TASK PROMPT = The lines you return should be those containing the string "диагностики", taken from the data below.

SOURCE MATERIAL =
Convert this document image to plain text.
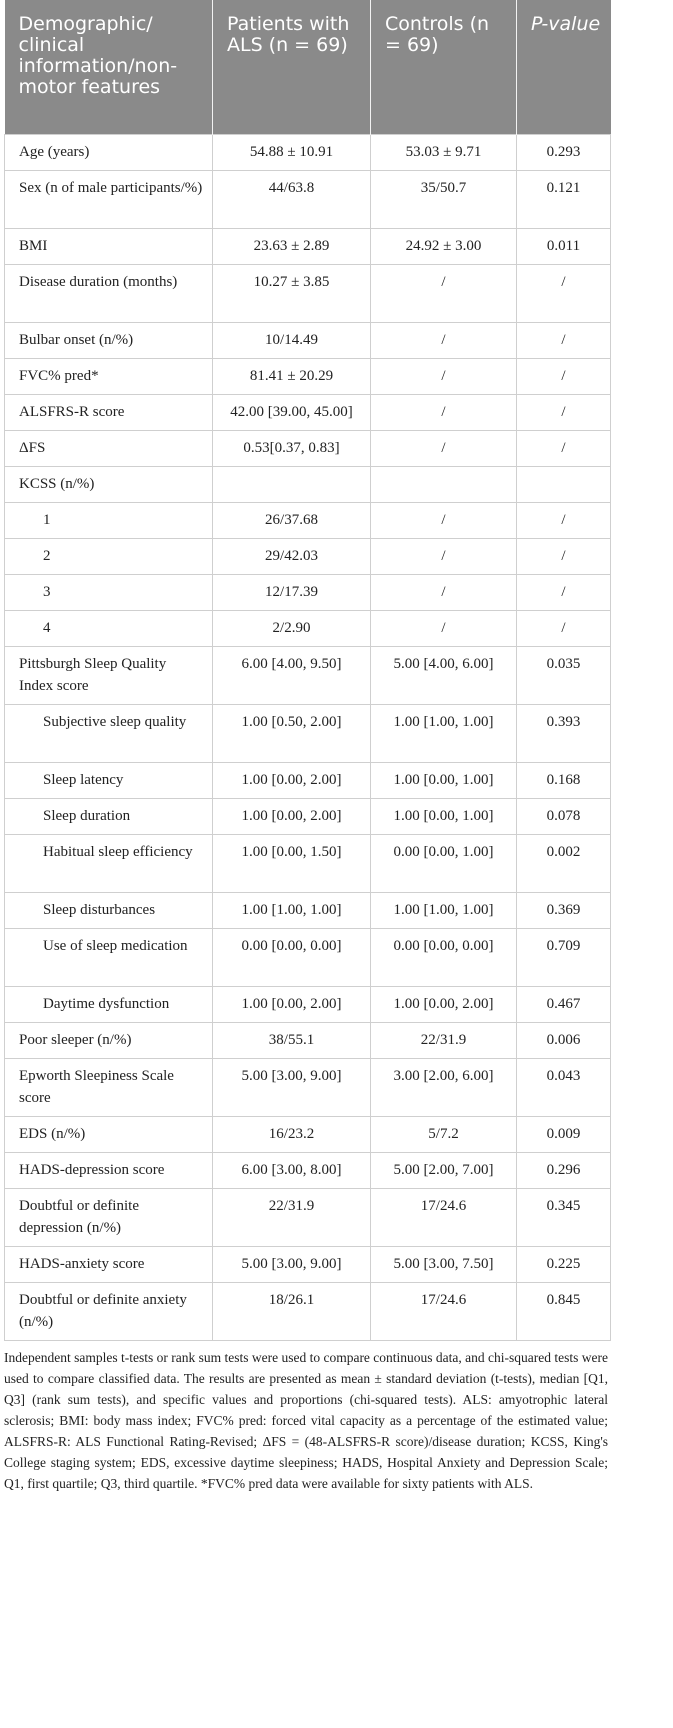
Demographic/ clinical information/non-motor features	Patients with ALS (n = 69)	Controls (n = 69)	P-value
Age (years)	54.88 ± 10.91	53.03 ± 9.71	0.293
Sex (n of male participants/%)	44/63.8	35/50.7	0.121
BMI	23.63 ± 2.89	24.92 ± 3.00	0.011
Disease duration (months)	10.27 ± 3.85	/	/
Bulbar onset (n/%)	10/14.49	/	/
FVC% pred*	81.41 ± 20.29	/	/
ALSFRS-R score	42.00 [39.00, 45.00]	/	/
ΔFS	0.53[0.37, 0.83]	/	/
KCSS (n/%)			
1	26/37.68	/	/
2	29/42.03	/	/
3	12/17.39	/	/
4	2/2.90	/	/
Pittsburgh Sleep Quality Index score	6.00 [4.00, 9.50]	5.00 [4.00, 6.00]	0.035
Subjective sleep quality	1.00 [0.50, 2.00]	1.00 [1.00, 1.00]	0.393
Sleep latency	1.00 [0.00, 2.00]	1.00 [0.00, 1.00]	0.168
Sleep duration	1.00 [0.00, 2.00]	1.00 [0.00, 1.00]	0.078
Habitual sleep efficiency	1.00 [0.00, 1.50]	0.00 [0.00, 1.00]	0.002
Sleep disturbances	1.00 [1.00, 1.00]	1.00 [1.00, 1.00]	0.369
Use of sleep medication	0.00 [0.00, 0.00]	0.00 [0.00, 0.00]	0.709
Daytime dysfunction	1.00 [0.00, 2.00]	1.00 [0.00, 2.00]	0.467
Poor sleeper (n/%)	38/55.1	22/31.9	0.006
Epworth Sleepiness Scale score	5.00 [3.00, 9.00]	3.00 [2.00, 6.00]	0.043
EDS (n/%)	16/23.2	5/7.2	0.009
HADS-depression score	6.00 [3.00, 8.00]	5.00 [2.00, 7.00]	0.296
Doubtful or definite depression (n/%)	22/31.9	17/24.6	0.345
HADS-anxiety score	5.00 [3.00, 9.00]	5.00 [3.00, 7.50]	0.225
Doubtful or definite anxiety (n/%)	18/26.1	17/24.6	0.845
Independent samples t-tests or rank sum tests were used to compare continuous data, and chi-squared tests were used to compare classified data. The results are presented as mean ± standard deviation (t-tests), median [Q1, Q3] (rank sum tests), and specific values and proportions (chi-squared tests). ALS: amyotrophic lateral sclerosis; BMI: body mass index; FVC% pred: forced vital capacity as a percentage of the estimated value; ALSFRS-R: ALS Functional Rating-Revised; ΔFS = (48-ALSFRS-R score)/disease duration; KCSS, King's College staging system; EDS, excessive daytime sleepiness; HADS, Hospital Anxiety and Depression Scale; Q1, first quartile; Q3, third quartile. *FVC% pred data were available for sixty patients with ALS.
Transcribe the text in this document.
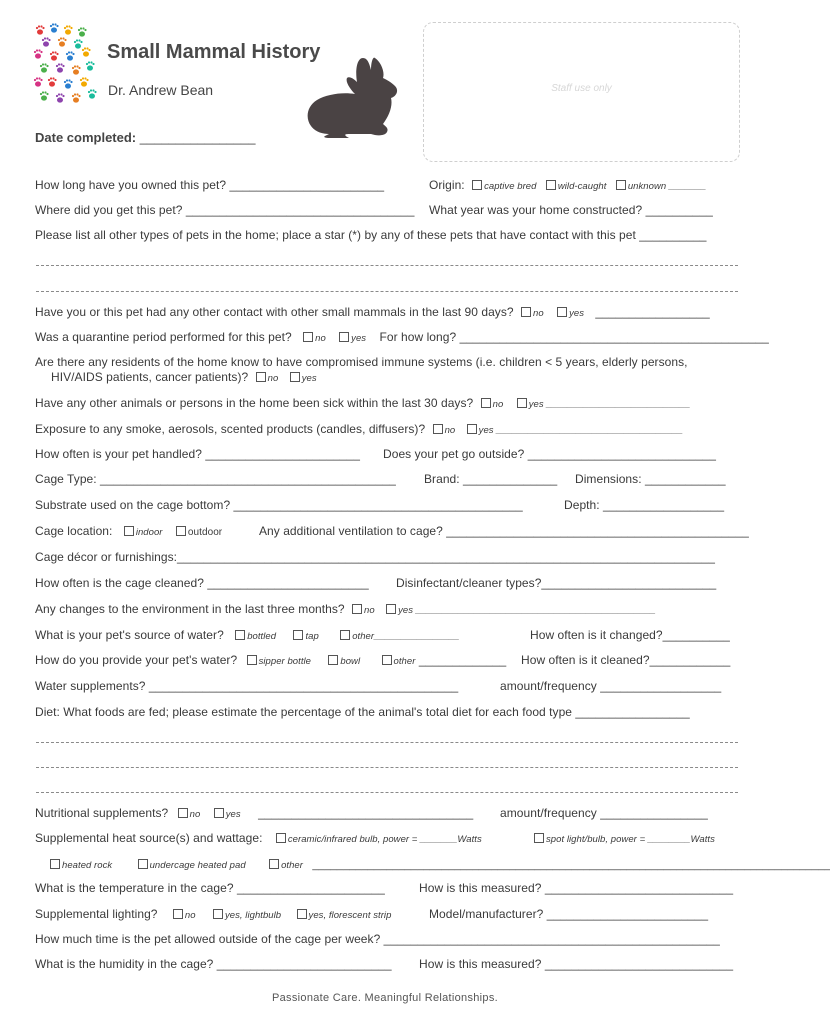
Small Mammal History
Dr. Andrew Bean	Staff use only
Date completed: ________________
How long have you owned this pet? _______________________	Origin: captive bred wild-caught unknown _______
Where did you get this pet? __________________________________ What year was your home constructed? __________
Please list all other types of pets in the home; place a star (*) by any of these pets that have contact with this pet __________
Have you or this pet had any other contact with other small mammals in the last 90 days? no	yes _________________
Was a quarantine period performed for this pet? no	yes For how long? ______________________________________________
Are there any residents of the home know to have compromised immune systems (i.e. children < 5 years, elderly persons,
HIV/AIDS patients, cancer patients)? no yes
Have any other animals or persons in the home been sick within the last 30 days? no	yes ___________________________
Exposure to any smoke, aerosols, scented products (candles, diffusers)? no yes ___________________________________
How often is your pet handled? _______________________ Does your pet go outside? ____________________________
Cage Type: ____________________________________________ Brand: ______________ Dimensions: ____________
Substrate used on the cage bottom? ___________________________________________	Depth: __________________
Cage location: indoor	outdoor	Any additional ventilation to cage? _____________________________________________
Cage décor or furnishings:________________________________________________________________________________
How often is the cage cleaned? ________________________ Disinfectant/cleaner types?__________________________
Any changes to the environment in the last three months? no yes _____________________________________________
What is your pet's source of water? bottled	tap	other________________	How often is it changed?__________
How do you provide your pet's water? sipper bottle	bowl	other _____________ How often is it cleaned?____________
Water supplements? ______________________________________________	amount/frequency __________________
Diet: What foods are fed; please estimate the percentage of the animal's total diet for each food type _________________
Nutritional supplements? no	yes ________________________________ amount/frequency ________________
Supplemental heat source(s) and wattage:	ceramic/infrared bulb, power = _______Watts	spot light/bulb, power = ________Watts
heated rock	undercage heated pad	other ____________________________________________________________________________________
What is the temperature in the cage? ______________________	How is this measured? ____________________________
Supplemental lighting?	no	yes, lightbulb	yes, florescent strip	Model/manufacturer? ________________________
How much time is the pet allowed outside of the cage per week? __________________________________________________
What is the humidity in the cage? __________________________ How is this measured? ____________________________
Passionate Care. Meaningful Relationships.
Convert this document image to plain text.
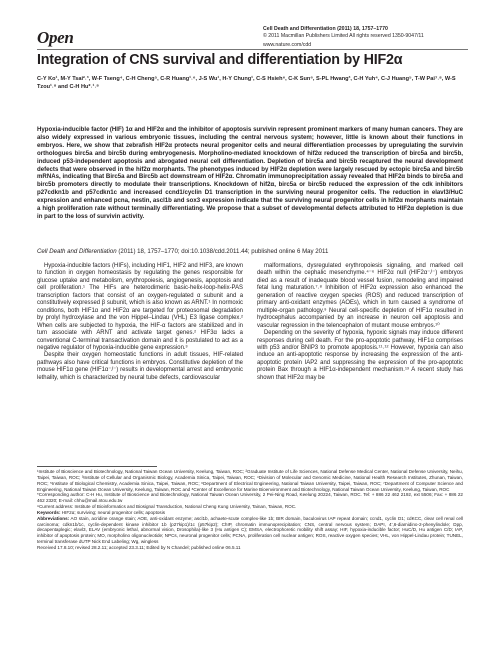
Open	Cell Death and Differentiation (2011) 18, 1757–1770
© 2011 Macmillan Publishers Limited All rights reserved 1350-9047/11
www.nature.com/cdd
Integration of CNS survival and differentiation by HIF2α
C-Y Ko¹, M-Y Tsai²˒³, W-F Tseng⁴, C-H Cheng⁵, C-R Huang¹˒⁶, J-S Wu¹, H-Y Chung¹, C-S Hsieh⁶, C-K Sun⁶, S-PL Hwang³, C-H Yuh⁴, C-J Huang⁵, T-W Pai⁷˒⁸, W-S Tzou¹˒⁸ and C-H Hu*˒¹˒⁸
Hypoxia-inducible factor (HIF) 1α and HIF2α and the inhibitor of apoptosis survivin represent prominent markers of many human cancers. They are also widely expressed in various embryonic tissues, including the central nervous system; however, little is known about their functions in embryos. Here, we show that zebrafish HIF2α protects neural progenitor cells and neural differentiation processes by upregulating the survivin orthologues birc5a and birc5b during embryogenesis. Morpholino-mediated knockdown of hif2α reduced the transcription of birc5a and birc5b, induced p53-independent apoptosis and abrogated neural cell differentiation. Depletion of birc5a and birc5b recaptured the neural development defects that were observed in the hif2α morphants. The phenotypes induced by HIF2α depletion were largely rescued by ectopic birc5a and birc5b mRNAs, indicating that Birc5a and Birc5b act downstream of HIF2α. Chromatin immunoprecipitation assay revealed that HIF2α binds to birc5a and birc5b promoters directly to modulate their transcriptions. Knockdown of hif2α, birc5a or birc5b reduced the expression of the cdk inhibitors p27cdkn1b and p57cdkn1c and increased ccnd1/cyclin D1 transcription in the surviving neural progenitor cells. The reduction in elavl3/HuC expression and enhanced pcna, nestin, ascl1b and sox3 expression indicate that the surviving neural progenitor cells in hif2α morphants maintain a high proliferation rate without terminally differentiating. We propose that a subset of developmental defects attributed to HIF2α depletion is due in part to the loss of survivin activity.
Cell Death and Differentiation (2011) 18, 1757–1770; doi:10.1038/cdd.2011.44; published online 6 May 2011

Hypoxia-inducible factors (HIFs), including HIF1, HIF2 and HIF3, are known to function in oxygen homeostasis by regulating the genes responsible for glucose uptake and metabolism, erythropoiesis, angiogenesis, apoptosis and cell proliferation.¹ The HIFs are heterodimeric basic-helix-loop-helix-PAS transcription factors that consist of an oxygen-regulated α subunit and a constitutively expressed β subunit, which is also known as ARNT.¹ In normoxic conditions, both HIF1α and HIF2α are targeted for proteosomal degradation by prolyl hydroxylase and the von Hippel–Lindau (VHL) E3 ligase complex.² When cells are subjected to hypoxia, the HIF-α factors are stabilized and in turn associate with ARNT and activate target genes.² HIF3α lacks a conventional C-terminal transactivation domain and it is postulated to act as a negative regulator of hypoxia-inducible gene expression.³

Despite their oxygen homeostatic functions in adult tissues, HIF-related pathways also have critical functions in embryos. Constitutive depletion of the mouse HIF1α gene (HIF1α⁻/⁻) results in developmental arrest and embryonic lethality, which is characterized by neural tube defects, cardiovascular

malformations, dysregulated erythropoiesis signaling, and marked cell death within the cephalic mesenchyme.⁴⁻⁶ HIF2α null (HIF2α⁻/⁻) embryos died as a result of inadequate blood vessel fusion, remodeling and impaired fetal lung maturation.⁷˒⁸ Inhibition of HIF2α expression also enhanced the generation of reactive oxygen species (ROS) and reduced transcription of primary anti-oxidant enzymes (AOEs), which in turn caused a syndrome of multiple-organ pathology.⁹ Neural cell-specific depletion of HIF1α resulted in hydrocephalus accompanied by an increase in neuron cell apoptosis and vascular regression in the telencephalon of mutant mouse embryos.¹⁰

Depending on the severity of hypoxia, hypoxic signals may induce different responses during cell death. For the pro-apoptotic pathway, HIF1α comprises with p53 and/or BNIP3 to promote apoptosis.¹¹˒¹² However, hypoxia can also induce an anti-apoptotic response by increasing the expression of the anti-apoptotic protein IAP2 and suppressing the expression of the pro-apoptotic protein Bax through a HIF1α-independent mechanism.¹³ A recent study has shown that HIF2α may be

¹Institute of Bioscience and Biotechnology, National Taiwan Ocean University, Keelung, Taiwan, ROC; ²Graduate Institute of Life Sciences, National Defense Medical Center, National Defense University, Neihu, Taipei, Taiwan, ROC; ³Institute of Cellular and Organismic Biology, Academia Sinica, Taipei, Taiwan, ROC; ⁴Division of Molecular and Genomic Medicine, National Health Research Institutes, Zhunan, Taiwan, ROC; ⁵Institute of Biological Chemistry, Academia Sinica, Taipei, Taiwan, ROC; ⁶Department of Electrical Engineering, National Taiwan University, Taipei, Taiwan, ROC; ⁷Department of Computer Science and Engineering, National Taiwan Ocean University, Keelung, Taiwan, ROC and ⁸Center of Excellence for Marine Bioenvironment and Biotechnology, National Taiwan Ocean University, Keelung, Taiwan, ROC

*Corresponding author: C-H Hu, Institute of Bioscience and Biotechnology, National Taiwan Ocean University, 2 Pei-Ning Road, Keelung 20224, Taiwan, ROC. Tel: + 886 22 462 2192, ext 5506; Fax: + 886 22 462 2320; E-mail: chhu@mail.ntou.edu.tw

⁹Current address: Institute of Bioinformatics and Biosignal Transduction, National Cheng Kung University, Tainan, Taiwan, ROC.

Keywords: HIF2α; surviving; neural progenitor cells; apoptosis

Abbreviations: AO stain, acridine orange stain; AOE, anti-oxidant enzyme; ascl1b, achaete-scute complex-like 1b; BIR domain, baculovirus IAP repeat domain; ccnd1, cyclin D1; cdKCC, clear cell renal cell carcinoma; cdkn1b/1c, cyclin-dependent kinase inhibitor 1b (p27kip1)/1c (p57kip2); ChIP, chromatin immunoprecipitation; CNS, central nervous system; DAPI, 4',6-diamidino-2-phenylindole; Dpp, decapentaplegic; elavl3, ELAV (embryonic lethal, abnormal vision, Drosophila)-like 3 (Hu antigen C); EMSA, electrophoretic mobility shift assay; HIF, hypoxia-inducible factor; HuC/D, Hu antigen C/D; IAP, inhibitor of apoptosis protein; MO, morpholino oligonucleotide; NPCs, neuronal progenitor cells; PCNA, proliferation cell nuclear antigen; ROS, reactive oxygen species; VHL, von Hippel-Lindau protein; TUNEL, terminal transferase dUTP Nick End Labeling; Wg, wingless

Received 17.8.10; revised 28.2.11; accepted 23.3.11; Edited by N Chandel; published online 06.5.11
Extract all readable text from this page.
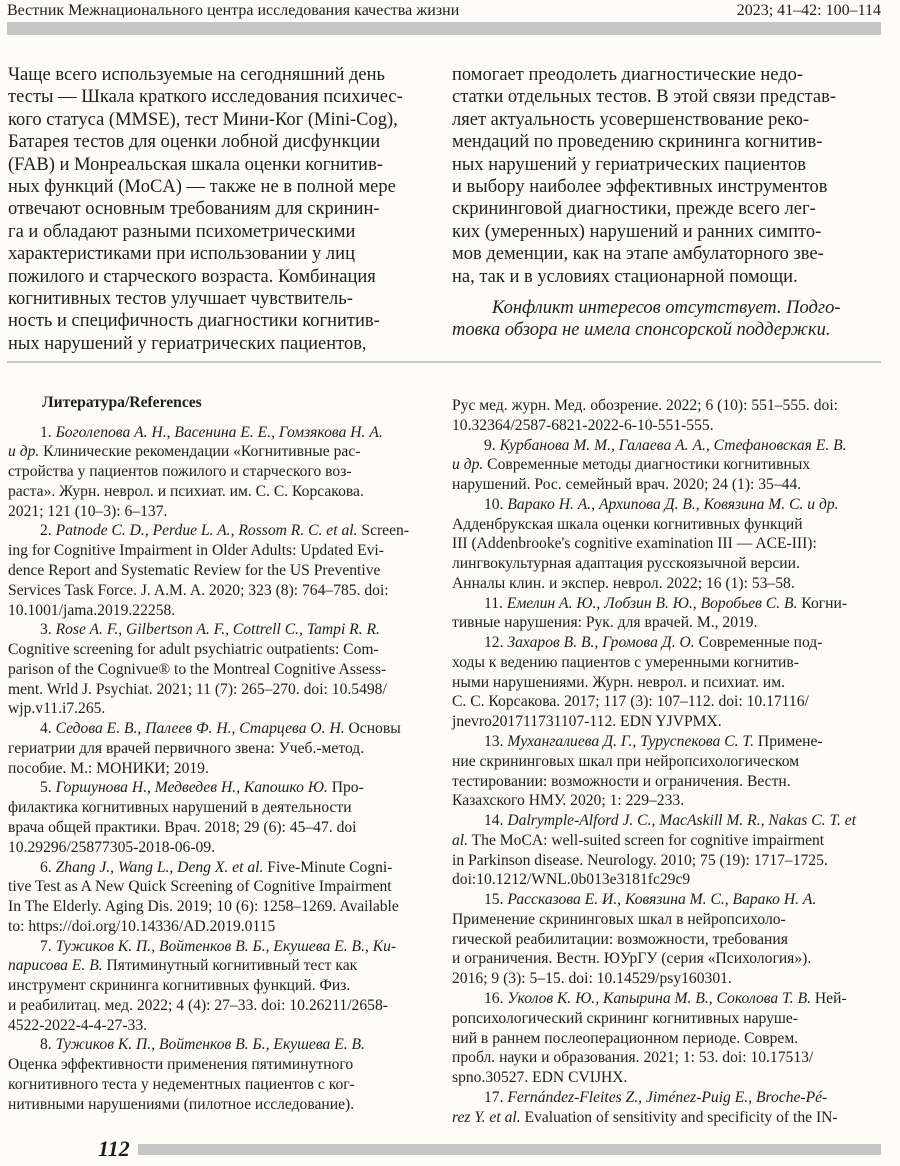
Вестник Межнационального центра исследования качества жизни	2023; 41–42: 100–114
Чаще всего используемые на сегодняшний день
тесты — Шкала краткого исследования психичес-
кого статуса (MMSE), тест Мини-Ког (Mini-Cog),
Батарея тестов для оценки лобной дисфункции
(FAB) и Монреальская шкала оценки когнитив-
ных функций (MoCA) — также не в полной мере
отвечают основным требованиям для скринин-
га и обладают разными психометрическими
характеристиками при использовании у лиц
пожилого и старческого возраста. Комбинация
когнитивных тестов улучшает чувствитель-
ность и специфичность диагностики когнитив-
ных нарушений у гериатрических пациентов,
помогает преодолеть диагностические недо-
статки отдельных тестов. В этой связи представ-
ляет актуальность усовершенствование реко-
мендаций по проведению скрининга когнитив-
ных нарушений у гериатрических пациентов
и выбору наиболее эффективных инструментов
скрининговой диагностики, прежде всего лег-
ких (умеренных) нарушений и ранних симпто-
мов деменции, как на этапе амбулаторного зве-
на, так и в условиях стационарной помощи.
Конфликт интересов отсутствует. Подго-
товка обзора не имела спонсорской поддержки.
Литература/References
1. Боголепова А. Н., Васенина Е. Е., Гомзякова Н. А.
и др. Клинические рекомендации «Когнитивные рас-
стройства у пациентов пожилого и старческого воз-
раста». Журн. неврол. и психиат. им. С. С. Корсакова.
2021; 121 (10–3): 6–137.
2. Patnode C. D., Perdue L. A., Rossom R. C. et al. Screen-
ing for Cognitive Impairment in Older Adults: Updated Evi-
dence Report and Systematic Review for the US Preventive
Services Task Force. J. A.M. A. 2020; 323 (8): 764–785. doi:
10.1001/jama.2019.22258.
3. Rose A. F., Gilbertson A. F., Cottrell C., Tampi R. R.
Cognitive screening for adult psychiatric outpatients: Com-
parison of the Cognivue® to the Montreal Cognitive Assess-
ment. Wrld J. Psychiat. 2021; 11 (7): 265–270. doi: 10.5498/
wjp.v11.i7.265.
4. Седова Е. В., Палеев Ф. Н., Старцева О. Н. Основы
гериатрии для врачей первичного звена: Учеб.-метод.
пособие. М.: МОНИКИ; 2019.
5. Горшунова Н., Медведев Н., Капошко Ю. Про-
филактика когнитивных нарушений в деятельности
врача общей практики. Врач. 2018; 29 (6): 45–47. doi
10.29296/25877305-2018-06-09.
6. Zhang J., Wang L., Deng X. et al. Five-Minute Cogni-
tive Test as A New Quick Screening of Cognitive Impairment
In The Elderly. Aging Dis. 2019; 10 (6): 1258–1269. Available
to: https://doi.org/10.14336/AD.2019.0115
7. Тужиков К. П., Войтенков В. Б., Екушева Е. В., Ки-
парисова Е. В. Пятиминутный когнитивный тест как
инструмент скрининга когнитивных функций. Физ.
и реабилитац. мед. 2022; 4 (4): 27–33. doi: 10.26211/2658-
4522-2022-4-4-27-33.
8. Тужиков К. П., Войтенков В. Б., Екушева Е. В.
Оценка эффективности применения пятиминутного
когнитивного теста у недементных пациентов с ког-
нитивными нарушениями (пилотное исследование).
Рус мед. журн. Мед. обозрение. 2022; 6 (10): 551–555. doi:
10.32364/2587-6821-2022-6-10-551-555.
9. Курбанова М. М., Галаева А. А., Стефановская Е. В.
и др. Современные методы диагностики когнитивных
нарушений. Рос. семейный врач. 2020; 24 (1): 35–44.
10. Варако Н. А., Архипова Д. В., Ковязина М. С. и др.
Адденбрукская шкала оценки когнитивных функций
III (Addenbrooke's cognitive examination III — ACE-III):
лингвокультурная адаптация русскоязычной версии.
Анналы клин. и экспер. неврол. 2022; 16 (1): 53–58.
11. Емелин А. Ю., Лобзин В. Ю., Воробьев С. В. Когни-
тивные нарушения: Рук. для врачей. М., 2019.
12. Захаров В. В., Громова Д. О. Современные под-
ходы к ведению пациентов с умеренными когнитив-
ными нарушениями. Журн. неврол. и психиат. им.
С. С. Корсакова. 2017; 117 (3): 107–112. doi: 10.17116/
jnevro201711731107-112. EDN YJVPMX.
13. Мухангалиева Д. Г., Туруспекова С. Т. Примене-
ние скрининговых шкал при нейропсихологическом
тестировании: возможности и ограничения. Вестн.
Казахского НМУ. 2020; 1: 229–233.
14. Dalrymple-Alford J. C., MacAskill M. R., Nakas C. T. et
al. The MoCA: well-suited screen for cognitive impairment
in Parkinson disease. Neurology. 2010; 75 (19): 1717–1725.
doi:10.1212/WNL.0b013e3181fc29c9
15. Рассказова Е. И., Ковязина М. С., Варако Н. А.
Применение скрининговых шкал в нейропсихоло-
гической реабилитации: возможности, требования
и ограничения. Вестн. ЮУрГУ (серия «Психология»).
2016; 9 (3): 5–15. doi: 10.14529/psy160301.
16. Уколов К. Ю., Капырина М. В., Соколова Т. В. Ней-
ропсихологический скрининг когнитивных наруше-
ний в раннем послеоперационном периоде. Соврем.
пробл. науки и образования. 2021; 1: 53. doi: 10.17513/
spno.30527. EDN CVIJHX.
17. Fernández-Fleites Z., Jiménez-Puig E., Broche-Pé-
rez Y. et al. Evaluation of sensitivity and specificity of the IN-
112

RESPONSE TO THIS TASK =
ность и специфичность диагностики когнитив-
скрининговой диагностики, прежде всего лег-
и др. Современные методы диагностики когнитивных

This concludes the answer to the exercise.